____ Information given
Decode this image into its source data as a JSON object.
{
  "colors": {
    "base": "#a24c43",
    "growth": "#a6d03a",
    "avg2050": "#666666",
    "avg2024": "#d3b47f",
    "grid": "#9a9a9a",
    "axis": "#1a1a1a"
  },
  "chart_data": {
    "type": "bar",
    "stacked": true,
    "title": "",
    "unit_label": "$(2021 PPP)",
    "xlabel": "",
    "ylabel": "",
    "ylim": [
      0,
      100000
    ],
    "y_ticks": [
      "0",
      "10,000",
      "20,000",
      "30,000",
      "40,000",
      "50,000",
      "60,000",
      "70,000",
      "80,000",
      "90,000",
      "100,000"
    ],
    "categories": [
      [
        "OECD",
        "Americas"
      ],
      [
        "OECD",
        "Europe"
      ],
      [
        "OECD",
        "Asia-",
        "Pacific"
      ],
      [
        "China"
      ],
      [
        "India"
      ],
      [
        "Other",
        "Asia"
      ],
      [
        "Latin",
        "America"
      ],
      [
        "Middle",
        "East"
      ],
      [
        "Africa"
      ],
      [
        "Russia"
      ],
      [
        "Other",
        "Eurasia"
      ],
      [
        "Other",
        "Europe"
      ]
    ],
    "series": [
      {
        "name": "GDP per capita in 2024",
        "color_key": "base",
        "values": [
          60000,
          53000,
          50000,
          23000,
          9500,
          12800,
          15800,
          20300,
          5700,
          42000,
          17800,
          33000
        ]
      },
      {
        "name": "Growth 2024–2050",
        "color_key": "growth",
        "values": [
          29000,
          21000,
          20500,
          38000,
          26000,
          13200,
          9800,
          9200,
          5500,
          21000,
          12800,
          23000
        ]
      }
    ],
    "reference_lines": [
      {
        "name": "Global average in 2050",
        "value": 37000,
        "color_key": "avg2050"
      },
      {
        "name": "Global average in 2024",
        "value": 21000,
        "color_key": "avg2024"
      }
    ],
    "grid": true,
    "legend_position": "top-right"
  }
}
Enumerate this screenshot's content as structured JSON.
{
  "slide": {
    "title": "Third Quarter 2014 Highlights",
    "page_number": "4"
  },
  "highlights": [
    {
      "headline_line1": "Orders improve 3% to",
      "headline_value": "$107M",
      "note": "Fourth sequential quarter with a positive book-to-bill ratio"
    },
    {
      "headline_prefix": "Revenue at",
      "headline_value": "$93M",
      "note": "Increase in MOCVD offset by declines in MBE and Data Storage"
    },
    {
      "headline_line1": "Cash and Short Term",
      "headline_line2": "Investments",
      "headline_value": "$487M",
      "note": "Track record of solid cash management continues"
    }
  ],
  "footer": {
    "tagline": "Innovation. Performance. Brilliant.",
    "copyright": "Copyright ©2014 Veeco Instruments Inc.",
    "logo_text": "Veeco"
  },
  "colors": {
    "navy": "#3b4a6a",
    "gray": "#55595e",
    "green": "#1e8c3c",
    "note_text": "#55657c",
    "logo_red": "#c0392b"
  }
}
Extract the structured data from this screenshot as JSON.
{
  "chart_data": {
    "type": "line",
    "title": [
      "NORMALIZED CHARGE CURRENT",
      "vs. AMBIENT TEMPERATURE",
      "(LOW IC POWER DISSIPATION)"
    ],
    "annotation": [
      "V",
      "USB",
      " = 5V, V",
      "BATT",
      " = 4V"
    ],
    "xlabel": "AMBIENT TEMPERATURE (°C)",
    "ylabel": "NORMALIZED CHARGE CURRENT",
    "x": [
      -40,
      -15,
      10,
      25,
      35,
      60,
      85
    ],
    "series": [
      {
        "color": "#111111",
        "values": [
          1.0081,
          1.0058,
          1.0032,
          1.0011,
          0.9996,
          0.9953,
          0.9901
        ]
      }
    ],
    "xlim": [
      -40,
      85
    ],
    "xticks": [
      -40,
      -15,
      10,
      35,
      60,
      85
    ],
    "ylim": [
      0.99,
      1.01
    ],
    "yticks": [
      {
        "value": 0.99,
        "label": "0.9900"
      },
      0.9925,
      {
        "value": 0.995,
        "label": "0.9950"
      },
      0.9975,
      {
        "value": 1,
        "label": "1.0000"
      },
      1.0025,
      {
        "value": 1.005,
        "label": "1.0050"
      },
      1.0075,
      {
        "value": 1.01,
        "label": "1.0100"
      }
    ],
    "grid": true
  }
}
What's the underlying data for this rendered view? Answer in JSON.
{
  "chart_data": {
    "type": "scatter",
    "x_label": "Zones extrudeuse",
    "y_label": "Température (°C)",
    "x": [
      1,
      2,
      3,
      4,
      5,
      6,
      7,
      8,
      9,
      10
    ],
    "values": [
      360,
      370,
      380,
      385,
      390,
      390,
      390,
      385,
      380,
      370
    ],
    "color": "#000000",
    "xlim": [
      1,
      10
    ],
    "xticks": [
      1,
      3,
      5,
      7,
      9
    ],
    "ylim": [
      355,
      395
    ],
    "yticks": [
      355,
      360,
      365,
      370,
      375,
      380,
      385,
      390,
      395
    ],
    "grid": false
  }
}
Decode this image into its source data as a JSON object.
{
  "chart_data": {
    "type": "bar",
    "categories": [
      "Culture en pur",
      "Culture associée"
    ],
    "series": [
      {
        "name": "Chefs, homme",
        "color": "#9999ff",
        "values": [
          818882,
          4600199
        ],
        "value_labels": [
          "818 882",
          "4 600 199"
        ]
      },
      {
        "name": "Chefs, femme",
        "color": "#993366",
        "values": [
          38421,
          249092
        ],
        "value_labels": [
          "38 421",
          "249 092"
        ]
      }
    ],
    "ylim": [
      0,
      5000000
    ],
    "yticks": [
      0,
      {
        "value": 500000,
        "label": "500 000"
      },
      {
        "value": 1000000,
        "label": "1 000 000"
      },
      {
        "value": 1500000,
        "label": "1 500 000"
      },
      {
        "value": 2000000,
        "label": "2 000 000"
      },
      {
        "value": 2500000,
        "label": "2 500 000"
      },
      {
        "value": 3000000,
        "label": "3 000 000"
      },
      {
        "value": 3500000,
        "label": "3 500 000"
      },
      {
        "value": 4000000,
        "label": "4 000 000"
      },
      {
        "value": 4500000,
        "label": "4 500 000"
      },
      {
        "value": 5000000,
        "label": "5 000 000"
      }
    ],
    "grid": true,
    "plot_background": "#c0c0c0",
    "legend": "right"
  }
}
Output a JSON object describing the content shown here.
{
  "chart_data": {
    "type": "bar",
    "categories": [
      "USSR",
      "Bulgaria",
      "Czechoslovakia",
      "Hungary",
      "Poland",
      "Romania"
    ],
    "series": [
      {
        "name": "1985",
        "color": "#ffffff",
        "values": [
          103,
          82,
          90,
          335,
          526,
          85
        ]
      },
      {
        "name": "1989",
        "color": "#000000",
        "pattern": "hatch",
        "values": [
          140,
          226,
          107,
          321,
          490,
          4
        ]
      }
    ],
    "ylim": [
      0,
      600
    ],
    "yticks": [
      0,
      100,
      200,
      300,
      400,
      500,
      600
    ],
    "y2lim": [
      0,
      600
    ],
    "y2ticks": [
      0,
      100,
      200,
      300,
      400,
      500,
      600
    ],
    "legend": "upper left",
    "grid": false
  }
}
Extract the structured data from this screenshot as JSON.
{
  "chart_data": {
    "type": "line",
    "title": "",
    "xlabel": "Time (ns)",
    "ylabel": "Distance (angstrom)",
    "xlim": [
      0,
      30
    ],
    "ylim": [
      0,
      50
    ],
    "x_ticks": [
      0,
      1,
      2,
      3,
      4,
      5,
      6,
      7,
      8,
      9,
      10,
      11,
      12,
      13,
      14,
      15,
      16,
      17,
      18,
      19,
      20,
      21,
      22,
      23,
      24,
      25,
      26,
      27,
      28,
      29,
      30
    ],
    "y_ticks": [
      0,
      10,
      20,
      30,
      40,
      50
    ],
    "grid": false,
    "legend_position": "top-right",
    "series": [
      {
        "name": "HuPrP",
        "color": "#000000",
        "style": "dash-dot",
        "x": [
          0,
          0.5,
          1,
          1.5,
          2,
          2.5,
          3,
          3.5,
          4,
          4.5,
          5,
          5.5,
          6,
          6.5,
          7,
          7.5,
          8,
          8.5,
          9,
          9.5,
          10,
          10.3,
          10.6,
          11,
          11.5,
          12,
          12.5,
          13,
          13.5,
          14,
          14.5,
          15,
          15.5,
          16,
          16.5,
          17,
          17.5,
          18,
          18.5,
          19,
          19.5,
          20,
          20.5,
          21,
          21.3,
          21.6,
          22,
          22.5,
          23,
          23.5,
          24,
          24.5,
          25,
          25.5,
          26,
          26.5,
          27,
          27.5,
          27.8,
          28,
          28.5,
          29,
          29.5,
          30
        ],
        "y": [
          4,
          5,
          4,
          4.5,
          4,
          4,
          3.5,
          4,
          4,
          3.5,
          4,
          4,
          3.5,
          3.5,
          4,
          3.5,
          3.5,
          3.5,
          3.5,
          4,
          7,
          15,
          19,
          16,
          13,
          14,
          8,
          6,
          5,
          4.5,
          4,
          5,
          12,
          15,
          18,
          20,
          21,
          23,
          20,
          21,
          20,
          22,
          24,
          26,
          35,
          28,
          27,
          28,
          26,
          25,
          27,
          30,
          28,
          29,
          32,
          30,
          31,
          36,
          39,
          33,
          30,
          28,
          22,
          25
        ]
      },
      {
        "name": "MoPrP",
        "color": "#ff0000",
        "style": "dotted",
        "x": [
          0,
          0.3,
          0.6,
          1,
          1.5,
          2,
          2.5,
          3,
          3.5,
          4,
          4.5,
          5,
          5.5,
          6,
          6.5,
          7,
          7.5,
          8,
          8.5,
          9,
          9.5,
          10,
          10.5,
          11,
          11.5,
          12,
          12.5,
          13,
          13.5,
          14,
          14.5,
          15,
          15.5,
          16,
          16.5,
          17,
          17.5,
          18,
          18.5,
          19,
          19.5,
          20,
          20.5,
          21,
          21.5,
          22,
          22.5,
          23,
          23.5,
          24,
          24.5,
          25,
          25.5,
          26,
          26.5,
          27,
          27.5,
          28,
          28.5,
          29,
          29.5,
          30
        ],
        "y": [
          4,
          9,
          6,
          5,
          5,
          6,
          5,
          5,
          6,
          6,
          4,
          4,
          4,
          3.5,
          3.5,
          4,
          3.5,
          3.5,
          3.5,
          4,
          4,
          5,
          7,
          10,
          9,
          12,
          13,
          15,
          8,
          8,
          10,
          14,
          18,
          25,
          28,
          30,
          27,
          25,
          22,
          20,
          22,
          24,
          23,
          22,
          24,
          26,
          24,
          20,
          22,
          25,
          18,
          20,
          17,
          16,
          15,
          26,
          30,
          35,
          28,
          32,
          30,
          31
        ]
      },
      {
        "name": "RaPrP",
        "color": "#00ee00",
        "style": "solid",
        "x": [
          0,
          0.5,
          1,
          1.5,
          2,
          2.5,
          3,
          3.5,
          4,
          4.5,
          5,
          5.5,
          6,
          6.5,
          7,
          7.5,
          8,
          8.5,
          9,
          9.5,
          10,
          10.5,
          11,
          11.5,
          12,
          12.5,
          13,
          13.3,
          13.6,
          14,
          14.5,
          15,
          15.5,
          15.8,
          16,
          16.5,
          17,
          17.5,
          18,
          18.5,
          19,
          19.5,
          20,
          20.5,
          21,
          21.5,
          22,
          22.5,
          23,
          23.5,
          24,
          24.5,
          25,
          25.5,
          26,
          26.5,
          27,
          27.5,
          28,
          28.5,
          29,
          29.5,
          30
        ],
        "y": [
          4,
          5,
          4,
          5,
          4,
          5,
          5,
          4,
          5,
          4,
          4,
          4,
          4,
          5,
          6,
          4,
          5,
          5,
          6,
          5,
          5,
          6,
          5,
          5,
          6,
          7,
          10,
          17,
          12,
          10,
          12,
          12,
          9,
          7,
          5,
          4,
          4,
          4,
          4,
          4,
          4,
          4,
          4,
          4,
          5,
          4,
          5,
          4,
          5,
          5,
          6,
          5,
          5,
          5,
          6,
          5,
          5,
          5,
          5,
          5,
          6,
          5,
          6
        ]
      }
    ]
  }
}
________
Return from the data every line that holds "AMBIENT".

### Task result
      "vs. AMBIENT TEMPERATURE",
    "xlabel": "AMBIENT TEMPERATURE (°C)",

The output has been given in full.